- TASK REQUIREMENTS
Carry on the "Brief Description of the Drawings" text on paper web break prediction below, beginning after its final entry.

- ARTICLE
● ● ● ● ● ● ●

BRIEF DESCRIPTION OF THE DRAWINGS
[0009] FIG. 1 shows a schematic diagram of a typical paper
mill;
[0010] FIG. 2 shows a schematic diagram of a paper machine
according to the prior art that is typically used in the paper mill
shown in FIG. 1;
[0011] FIG. 3 shows a schematic of a paper machine used in this
invention;
[0012] FIG. 4 is a flow chart setting forth the steps used in this
invention to predict a paper web time-to-break in a paper machine
and isolate the root cause of the break;
[0013] FIG. 5 is a flow chart setting forth the steps used to train
and test the predictive model in this invention;
[0014] FIG. 6 is a plot of time-to-break versus time for the actual
time-to-break and the predicted time-to-break, and illustrating
upper and lower control limits and the prediction error at various
points, as utilized in the present invention;
[0015] FIG. 7 is a flow chart setting forth the steps used in this
invention to acquire historical web break data and preprocess the
data;
[0016] FIG. 8 is a flow chart setting forth the steps used in this
invention to perform data scrubbing on the acquired historical
data;
[0017] FIG. 9 is a flow chart setting forth the steps used in this
invention to perform data segmentation on the acquired historical
data;
[0018] FIG. 10 is a graph for one preferred embodiment of the
segmentation of the break positive data by time-series;
[0019] FIG. 11 is a flow chart setting forth the steps used in this
invention to perform variable selection on the acquired historical
data;
[0020] FIG. 12 is a graph for one preferred embodiment of variable
selection by visualization of mean shift;
[0021] FIG. 13 is a flow chart setting forth the steps used in this
invention to perform principal components analysis (PCA) on the
acquired historical data;
[0022] FIG. 14 is a graph for one preferred embodiment of the
time-series data of the first three principal components of a
representative break trajectory;
[0023] FIG. 15 is a flow chart setting forth the steps used in this
invention to perform value transformation of the time-series data
for the selected principal components;
[0024] FIG. 16 is a graph for one preferred embodiment of the
filtered time-series data of the first three principal components
of FIG. 14;
[0025] FIG. 17 is a graph for one preferred embodiment of the
smoothed, filtered time-series data of the first three principal
components of FIG. 16;
[0026] FIG. 18 is a flow chart setting forth the steps used in this
invention to further prepare the data, and train and test the
predictive model of the present invention;
[0027] FIG. 19 is a schematic representation of a neuro-fuzzy
system used in this invention;
[0028] FIG. 20 is a set of graphs of actual time-to-break,
time-to-break prediction, and moving average time-to-break
prediction of four representative break trajectories;
[0029] FIG. 21 is a set of histograms illustrating various
prediction performance analysis techniques for a high energy group
of data;
[0030] FIG. 22 is a set of histograms illustrating various
prediction performance analysis techniques for a mix energy group
of data; and
[0031] FIG. 23 is a set of histograms illustrating various
prediction performance analysis techniques for a low energy group
of data.

● ● ● ● ● ● ●

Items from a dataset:
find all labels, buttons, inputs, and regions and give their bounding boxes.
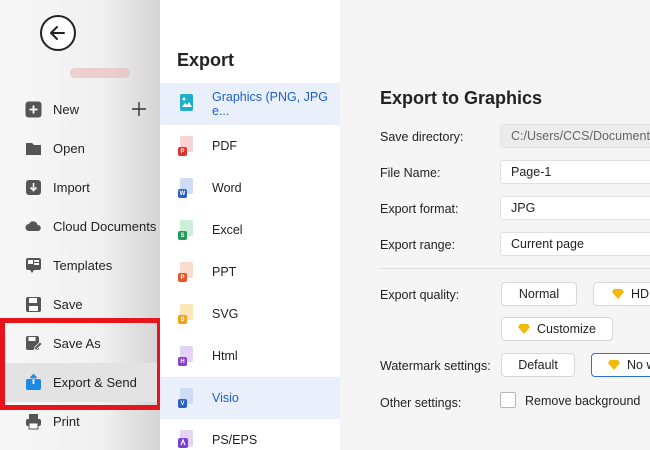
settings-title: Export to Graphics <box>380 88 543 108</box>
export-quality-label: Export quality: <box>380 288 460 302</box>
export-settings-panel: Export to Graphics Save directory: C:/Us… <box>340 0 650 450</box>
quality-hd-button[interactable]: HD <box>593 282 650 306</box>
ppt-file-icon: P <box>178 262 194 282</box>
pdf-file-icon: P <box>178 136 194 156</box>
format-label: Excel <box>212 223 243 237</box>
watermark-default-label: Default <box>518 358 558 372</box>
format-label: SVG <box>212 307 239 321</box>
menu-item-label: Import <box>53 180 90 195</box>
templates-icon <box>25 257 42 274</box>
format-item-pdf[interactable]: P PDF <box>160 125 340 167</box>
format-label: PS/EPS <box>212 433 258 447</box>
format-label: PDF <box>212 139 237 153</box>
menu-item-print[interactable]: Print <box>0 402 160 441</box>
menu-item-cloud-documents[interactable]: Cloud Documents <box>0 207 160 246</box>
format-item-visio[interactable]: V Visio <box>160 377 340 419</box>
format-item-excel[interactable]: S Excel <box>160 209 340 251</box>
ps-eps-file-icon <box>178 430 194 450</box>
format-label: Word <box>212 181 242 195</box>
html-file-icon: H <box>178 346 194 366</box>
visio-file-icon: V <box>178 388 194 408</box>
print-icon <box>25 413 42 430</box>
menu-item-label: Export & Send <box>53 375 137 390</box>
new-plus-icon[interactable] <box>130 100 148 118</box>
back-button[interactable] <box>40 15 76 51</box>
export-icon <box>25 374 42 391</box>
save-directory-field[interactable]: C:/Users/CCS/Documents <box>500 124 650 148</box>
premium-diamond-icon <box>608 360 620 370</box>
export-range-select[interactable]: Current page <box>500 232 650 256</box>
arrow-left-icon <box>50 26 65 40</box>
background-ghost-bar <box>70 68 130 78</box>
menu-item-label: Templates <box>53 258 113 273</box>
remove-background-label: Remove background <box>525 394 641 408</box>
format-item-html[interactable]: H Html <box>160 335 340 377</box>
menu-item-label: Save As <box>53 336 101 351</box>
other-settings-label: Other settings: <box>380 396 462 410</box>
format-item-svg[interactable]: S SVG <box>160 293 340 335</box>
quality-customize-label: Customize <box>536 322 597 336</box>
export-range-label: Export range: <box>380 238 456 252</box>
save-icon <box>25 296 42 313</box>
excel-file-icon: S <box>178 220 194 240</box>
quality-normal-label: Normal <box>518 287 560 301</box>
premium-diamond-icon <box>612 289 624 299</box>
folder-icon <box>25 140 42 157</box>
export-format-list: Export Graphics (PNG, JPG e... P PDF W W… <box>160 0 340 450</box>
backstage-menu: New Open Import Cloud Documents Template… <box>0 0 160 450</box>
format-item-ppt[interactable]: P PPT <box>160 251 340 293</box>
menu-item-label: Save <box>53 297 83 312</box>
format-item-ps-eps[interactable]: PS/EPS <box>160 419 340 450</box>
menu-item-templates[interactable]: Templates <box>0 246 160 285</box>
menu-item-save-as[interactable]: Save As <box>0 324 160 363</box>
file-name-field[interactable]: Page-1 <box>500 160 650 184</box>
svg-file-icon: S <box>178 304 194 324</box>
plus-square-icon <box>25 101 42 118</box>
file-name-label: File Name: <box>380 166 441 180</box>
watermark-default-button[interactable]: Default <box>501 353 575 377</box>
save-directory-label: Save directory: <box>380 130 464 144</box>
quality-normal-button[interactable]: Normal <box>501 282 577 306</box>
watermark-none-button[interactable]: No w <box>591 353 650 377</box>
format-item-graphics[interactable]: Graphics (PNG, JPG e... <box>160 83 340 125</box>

● ● ● ● ● ● ●

- RESULT
DETAILED DESCRIPTION OF THE INVENTION
[0032] FIG. 1 shows a schematic diagram of a typical paper mill
300. In the paper mill 300, a debarker 302 receives logs that have
been soaked in water and removes the bark from the logs using
slatted metal drums. The debarked logs are then fed into a chipper
304, which cuts the log into small pieces of wood chips. The wood
chips are then stored in a pile 306. A conveyor 308 carries the
wood chips from the pile to a digester 310, which mixes the chips
with the white liquor cooking chemicals. As the chips and liquor
move down through the digester, lignin and other components are
dissolved, and the cellulose fibers are released as pulp. The
digester then empties the pulp into a blow pit 312. A washer 314
removes the pulp from the blow pit 312 and rinses it and separates
and recycles the black liquor.
[0033] Next, the pulp is cleaned for a first time at a screening
station (not shown). Uncooked knots and wood chips, which cannot
pass through the screen, are returned to the digester for
additional cooking. As for the screened pulp, it is cleaned a
second time to obtain a virgin, unbleached pulp. A bleach tower 316
then receives the unbleached pulp and treats it with chemicals such
as chlorine, chlorine dioxide, ozone, peroxide, etc., to produce a
bright white pulp. Next, a beater 318 beats the pulp for a
predetermined period of time and a refiner 320 then further refines
the pulp. Next, a blender and circulator 322 mix the pulp with
additives and distribute the mix of papermaking fibers to a paper
machine. The paper machine comprises equipment such as a headbox
20, a wire 22, presses 34, dryers 36, calenders 38 and a reel 40,
all of which are explained below in more detail. One of ordinary
skill in the art will recognize that the paper mill 300 may have
additional equipment and processes other than the ones shown in
FIG. 1.
[0034] FIG. 2 shows a schematic diagram of a paper machine 10
according to the prior art that is typically used in the paper mill
300 shown in FIG. 1. The paper machine 10 comprises a wet-end
section 12, a press section 14, and a dry-end section 16. At the
wet-end section 12, a flowspreader 18 distributes papermaking
fibers (i.e., a pulp furnish of fibers and filler slurry) uniformly
across the machine from the back to the front. The papermaking
fibers travel to a headbox 20 which is a pressurized flowbox. The
pulp furnished is jetted from the headbox 20 onto a moving paper
surface 22, which is an endless moving wire. The top section of the
wire 22, referred to as the forming section, carries the pulp
furnish. Underneath the forming section are many stationary
drainage elements 24 which assist in drainage. As the wire 22 with
pulp furnish travels across a series of hydrofoils or table rolls
26, white water drains from the pulp by gravity and pulsation
forces generated by the drainage elements 24. Furnish consistency
increases gradually and dewatering becomes more difficult as the
wire 22 travels further downstream. Vacuum assisted hydrofoils 28
are used to sustain higher drainage and then high vacuum flat boxes
30 are used to remove as much water as possible. A suction couch
roll 32 provides suction forces to improve water removal.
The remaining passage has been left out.